> Aim of the exercise
Reproduce the listing verbatim.

* begin Given data *

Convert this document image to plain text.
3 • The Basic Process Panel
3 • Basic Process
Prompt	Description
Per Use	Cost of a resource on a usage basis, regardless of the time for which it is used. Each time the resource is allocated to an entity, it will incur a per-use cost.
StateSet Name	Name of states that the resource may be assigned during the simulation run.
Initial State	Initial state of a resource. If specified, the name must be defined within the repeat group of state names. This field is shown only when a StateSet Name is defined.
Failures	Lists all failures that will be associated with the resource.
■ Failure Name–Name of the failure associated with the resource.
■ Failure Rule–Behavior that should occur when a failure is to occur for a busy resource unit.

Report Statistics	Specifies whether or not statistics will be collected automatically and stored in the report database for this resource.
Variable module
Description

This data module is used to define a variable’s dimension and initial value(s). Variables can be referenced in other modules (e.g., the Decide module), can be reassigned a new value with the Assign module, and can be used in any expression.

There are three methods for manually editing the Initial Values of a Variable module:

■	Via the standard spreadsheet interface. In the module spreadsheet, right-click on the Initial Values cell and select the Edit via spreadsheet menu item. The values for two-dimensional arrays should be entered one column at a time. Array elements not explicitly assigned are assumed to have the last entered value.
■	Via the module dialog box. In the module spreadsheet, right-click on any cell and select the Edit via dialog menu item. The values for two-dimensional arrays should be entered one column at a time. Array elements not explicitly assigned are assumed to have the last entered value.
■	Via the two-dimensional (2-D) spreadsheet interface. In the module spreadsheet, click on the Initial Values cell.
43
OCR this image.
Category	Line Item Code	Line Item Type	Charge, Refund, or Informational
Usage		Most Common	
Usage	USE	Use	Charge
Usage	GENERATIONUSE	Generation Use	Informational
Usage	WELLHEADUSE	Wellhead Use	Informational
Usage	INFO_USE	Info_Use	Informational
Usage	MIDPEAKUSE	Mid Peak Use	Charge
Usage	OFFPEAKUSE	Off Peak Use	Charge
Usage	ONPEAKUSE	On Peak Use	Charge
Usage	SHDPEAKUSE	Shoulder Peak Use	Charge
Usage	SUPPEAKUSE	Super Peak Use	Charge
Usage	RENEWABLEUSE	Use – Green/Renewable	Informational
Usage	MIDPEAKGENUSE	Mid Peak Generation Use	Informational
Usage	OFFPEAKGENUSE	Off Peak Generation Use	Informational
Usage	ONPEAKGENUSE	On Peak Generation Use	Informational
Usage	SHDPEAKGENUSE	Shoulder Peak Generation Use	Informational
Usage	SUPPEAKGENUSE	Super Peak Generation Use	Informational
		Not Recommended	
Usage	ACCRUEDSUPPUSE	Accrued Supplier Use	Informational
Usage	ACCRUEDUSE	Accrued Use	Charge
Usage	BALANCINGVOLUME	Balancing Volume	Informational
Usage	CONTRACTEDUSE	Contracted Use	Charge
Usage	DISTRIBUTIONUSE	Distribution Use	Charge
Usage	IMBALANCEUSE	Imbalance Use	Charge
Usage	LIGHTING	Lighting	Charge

* end Given data *

> Reply
Convert this document image to plain text.
3 • The Basic Process Panel
3 • Basic Process
Prompt	Description
Per Use	Cost of a resource on a usage basis, regardless of the time for which it is used. Each time the resource is allocated to an entity, it will incur a per-use cost.
StateSet Name	Name of states that the resource may be assigned during the simulation run.
Initial State	Initial state of a resource. If specified, the name must be defined within the repeat group of state names. This field is shown only when a StateSet Name is defined.
Failures	Lists all failures that will be associated with the resource.
■ Failure Name–Name of the failure associated with the resource.
■ Failure Rule–Behavior that should occur when a failure is to occur for a busy resource unit.

Report Statistics	Specifies whether or not statistics will be collected automatically and stored in the report database for this resource.
Variable module
Description

This data module is used to define a variable’s dimension and initial value(s). Variables can be referenced in other modules (e.g., the Decide module), can be reassigned a new value with the Assign module, and can be used in any expression.

There are three methods for manually editing the Initial Values of a Variable module:

■	Via the standard spreadsheet interface. In the module spreadsheet, right-click on the Initial Values cell and select the Edit via spreadsheet menu item. The values for two-dimensional arrays should be entered one column at a time. Array elements not explicitly assigned are assumed to have the last entered value.
■	Via the module dialog box. In the module spreadsheet, right-click on any cell and select the Edit via dialog menu item. The values for two-dimensional arrays should be entered one column at a time. Array elements not explicitly assigned are assumed to have the last entered value.
■	Via the two-dimensional (2-D) spreadsheet interface. In the module spreadsheet, click on the Initial Values cell.
43
OCR this image.
Category	Line Item Code	Line Item Type	Charge, Refund, or Informational
Usage		Most Common	
Usage	USE	Use	Charge
Usage	GENERATIONUSE	Generation Use	Informational
Usage	WELLHEADUSE	Wellhead Use	Informational
Usage	INFO_USE	Info_Use	Informational
Usage	MIDPEAKUSE	Mid Peak Use	Charge
Usage	OFFPEAKUSE	Off Peak Use	Charge
Usage	ONPEAKUSE	On Peak Use	Charge
Usage	SHDPEAKUSE	Shoulder Peak Use	Charge
Usage	SUPPEAKUSE	Super Peak Use	Charge
Usage	RENEWABLEUSE	Use – Green/Renewable	Informational
Usage	MIDPEAKGENUSE	Mid Peak Generation Use	Informational
Usage	OFFPEAKGENUSE	Off Peak Generation Use	Informational
Usage	ONPEAKGENUSE	On Peak Generation Use	Informational
Usage	SHDPEAKGENUSE	Shoulder Peak Generation Use	Informational
Usage	SUPPEAKGENUSE	Super Peak Generation Use	Informational
		Not Recommended	
Usage	ACCRUEDSUPPUSE	Accrued Supplier Use	Informational
Usage	ACCRUEDUSE	Accrued Use	Charge
Usage	BALANCINGVOLUME	Balancing Volume	Informational
Usage	CONTRACTEDUSE	Contracted Use	Charge
Usage	DISTRIBUTIONUSE	Distribution Use	Charge
Usage	IMBALANCEUSE	Imbalance Use	Charge
Usage	LIGHTING	Lighting	Charge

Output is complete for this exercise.